- The exercise: Pick out every line in the data below that holds "대응하여".

- Data supplied:
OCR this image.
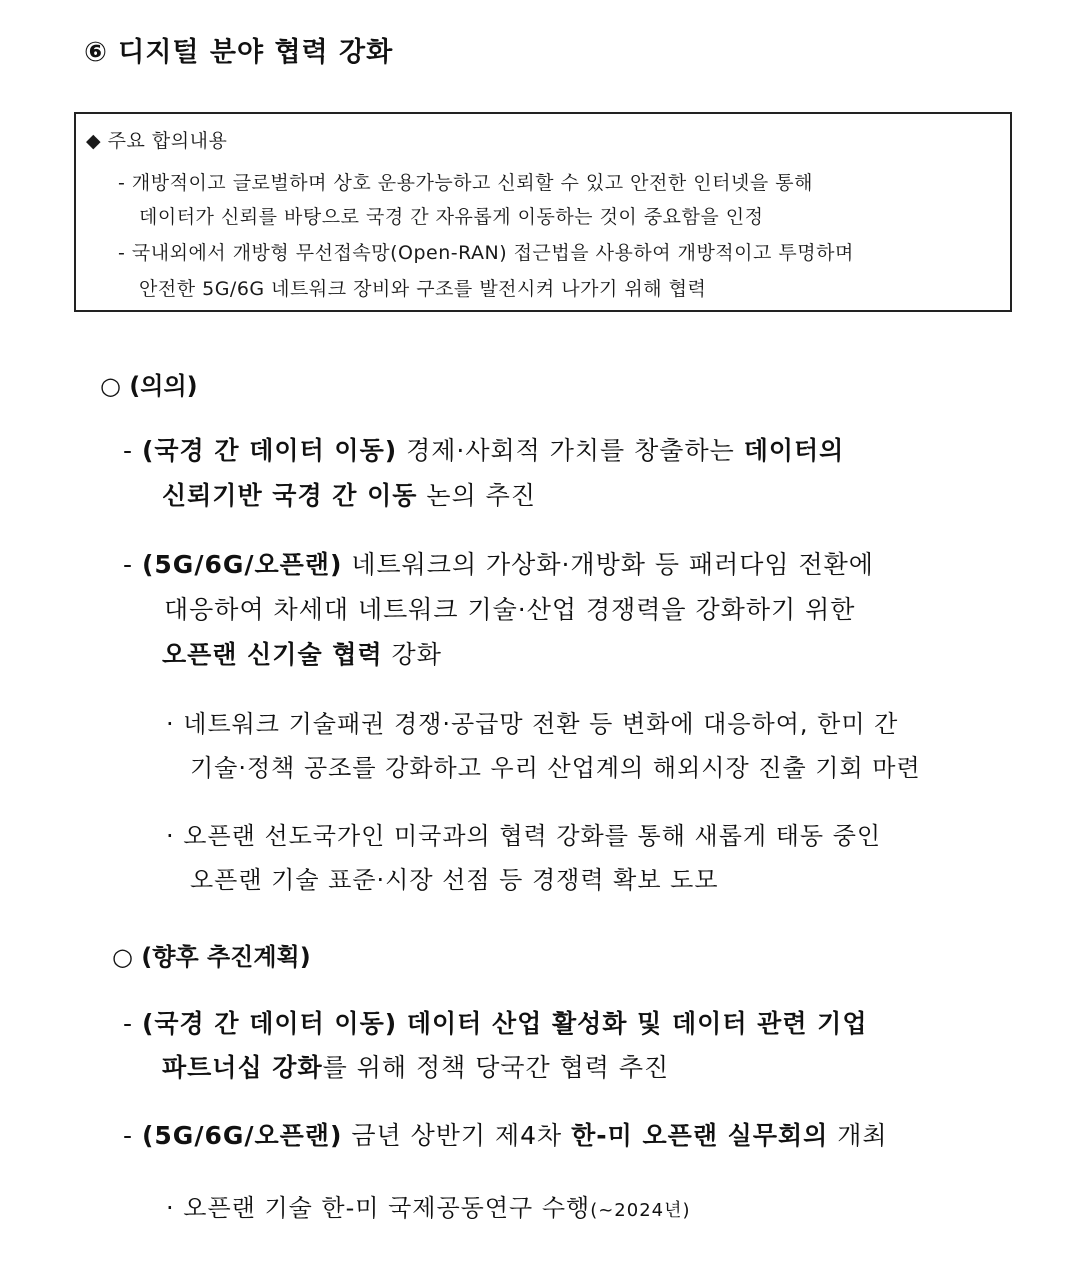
⑥ 디지털 분야 협력 강화
◆ 주요 합의내용
- 개방적이고 글로벌하며 상호 운용가능하고 신뢰할 수 있고 안전한 인터넷을 통해
데이터가 신뢰를 바탕으로 국경 간 자유롭게 이동하는 것이 중요함을 인정
- 국내외에서 개방형 무선접속망(Open-RAN) 접근법을 사용하여 개방적이고 투명하며
안전한 5G/6G 네트워크 장비와 구조를 발전시켜 나가기 위해 협력
○ (의의)
- (국경 간 데이터 이동) 경제·사회적 가치를 창출하는 데이터의
신뢰기반 국경 간 이동 논의 추진
- (5G/6G/오픈랜) 네트워크의 가상화·개방화 등 패러다임 전환에
대응하여 차세대 네트워크 기술·산업 경쟁력을 강화하기 위한
오픈랜 신기술 협력 강화
· 네트워크 기술패권 경쟁·공급망 전환 등 변화에 대응하여, 한미 간
기술·정책 공조를 강화하고 우리 산업계의 해외시장 진출 기회 마련
· 오픈랜 선도국가인 미국과의 협력 강화를 통해 새롭게 태동 중인
오픈랜 기술 표준·시장 선점 등 경쟁력 확보 도모
○ (향후 추진계획)
- (국경 간 데이터 이동) 데이터 산업 활성화 및 데이터 관련 기업
파트너십 강화를 위해 정책 당국간 협력 추진
- (5G/6G/오픈랜) 금년 상반기 제4차 한-미 오픈랜 실무회의 개최
· 오픈랜 기술 한-미 국제공동연구 수행(~2024년)
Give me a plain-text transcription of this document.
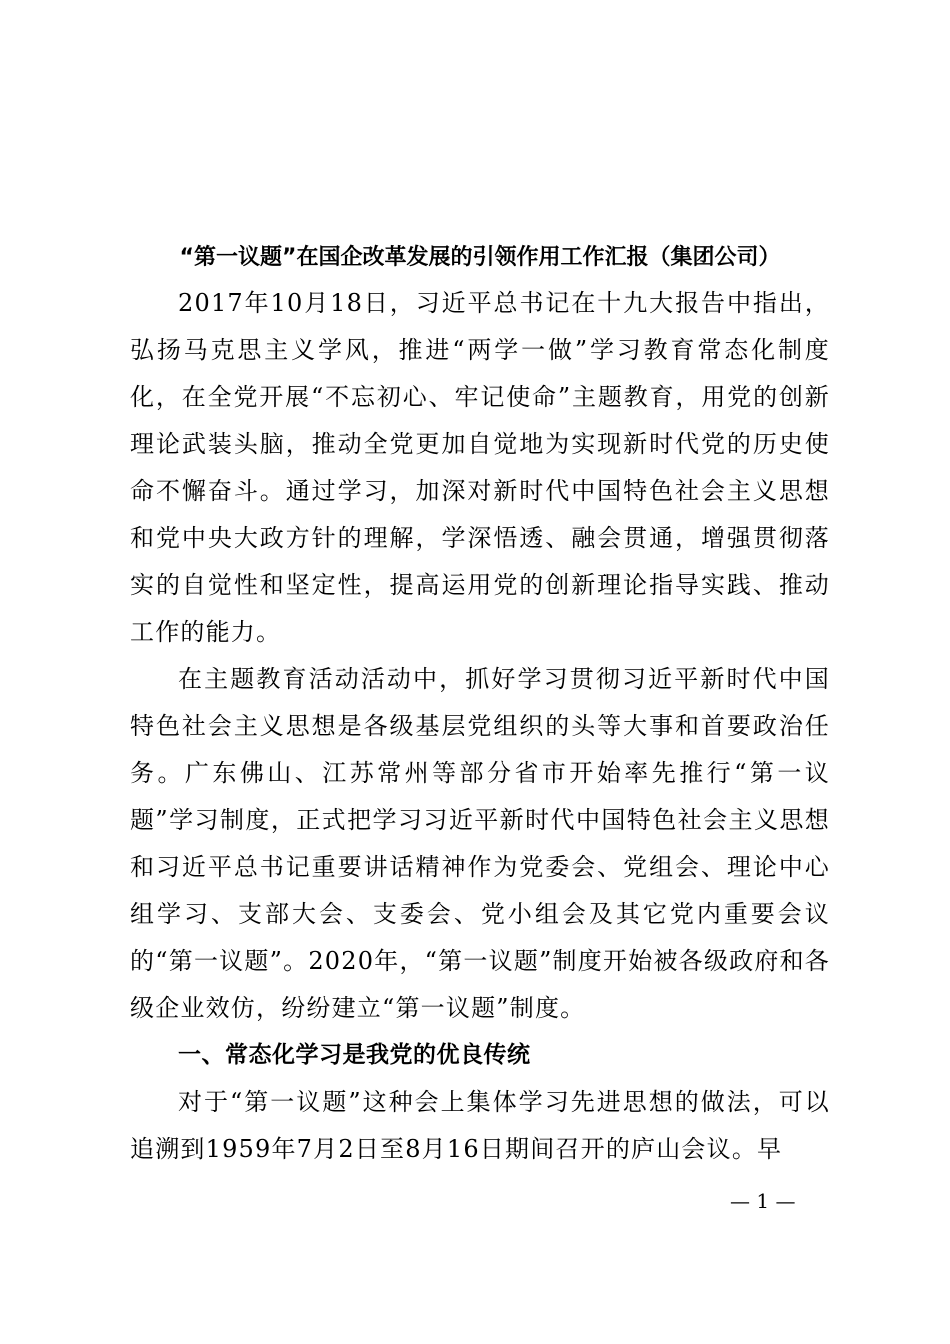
“第一议题”在国企改革发展的引领作用工作汇报（集团公司）

2017年10月18日，习近平总书记在十九大报告中指出，弘扬马克思主义学风，推进“两学一做”学习教育常态化制度化，在全党开展“不忘初心、牢记使命”主题教育，用党的创新理论武装头脑，推动全党更加自觉地为实现新时代党的历史使命不懈奋斗。通过学习，加深对新时代中国特色社会主义思想和党中央大政方针的理解，学深悟透、融会贯通，增强贯彻落实的自觉性和坚定性，提高运用党的创新理论指导实践、推动工作的能力。

在主题教育活动活动中，抓好学习贯彻习近平新时代中国特色社会主义思想是各级基层党组织的头等大事和首要政治任务。广东佛山、江苏常州等部分省市开始率先推行“第一议题”学习制度，正式把学习习近平新时代中国特色社会主义思想和习近平总书记重要讲话精神作为党委会、党组会、理论中心组学习、支部大会、支委会、党小组会及其它党内重要会议的“第一议题”。2020年，“第一议题”制度开始被各级政府和各级企业效仿，纷纷建立“第一议题”制度。

一、常态化学习是我党的优良传统

对于“第一议题”这种会上集体学习先进思想的做法，可以追溯到1959年7月2日至8月16日期间召开的庐山会议。早

— 1 —
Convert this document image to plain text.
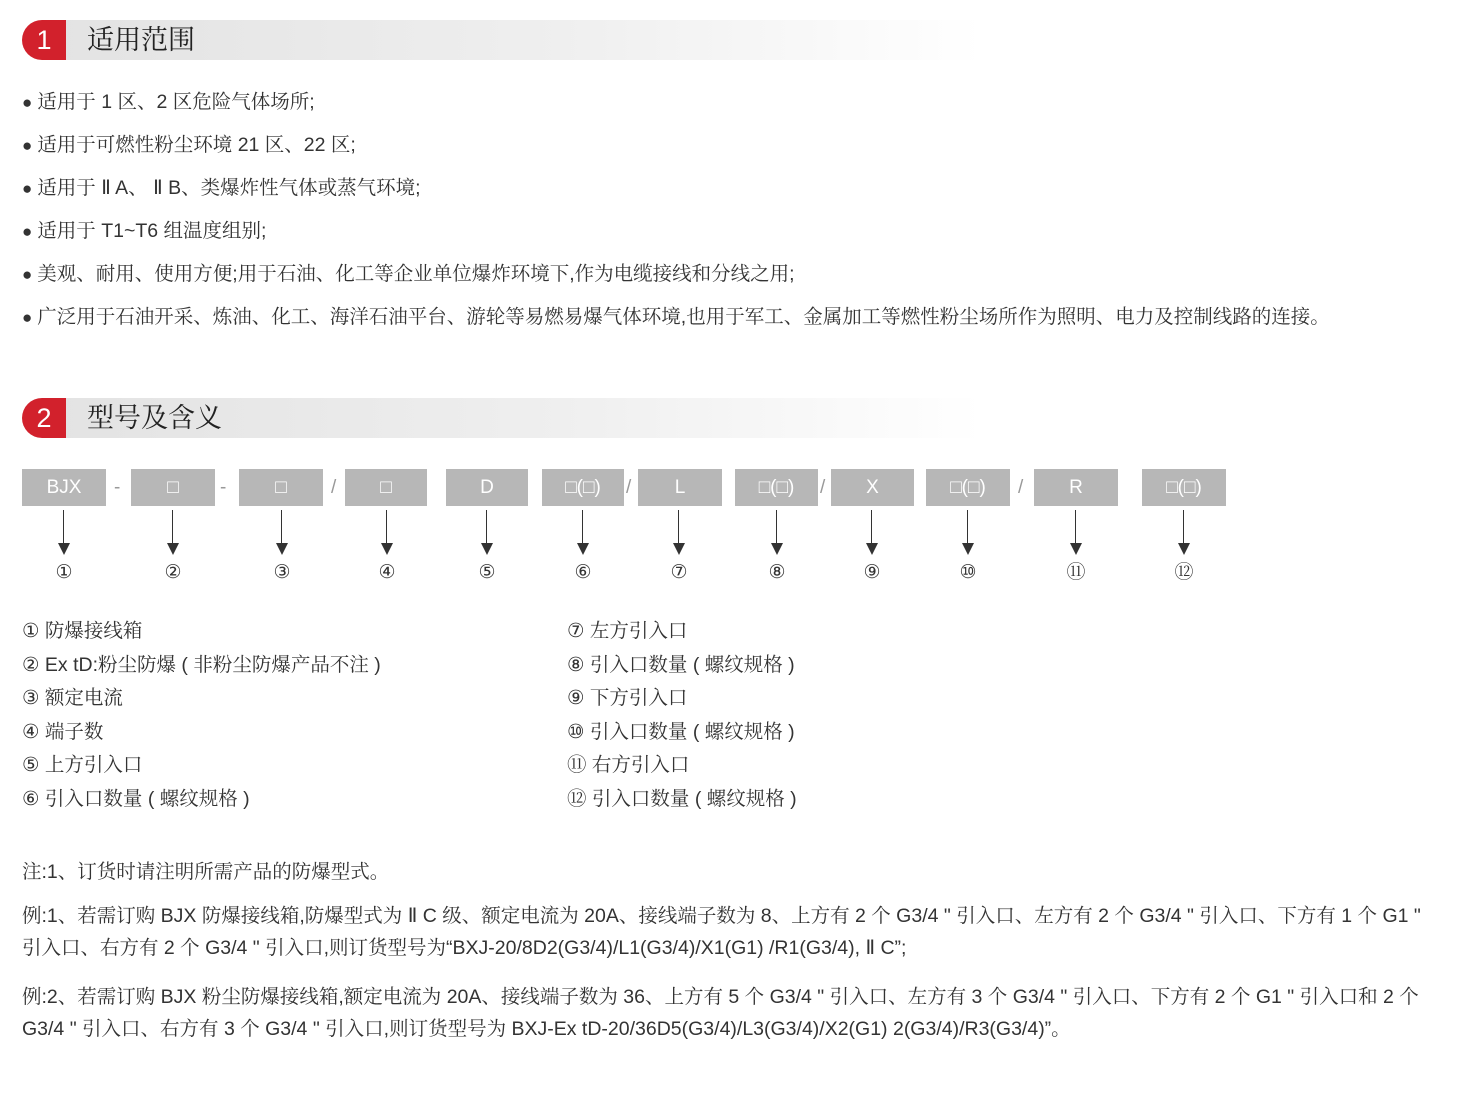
1	适用范围
● 适用于 1 区、2 区危险气体场所;
● 适用于可燃性粉尘环境 21 区、22 区;
● 适用于 Ⅱ A、 Ⅱ B、类爆炸性气体或蒸气环境;
● 适用于 T1~T6 组温度组别;
● 美观、耐用、使用方便;用于石油、化工等企业单位爆炸环境下,作为电缆接线和分线之用;
● 广泛用于石油开采、炼油、化工、海洋石油平台、游轮等易燃易爆气体环境,也用于军工、金属加工等燃性粉尘场所作为照明、电力及控制线路的连接。
2	型号及含义
BJX	-	□	-	□	/	□	D	□(□)	/	L	□(□)	/	X	□(□)	/	R	□(□)
①	②	③	④	⑤	⑥	⑦	⑧	⑨	⑩	⑪	⑫
① 防爆接线箱
② Ex tD:粉尘防爆 ( 非粉尘防爆产品不注 )
③ 额定电流
④ 端子数
⑤ 上方引入口
⑥ 引入口数量 ( 螺纹规格 )
⑦ 左方引入口
⑧ 引入口数量 ( 螺纹规格 )
⑨ 下方引入口
⑩ 引入口数量 ( 螺纹规格 )
⑪ 右方引入口
⑫ 引入口数量 ( 螺纹规格 )
注:1、订货时请注明所需产品的防爆型式。
例:1、若需订购 BJX 防爆接线箱,防爆型式为 Ⅱ C 级、额定电流为 20A、接线端子数为 8、上方有 2 个 G3/4 " 引入口、左方有 2 个 G3/4 " 引入口、下方有 1 个 G1 " 引入口、右方有 2 个 G3/4 " 引入口,则订货型号为“BXJ-20/8D2(G3/4)/L1(G3/4)/X1(G1) /R1(G3/4), Ⅱ C”;
例:2、若需订购 BJX 粉尘防爆接线箱,额定电流为 20A、接线端子数为 36、上方有 5 个 G3/4 " 引入口、左方有 3 个 G3/4 " 引入口、下方有 2 个 G1 " 引入口和 2 个 G3/4 " 引入口、右方有 3 个 G3/4 " 引入口,则订货型号为 BXJ-Ex tD-20/36D5(G3/4)/L3(G3/4)/X2(G1) 2(G3/4)/R3(G3/4)”。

- Answer below:
대응하여 차세대 네트워크 기술·산업 경쟁력을 강화하기 위한
· 네트워크 기술패권 경쟁·공급망 전환 등 변화에 대응하여, 한미 간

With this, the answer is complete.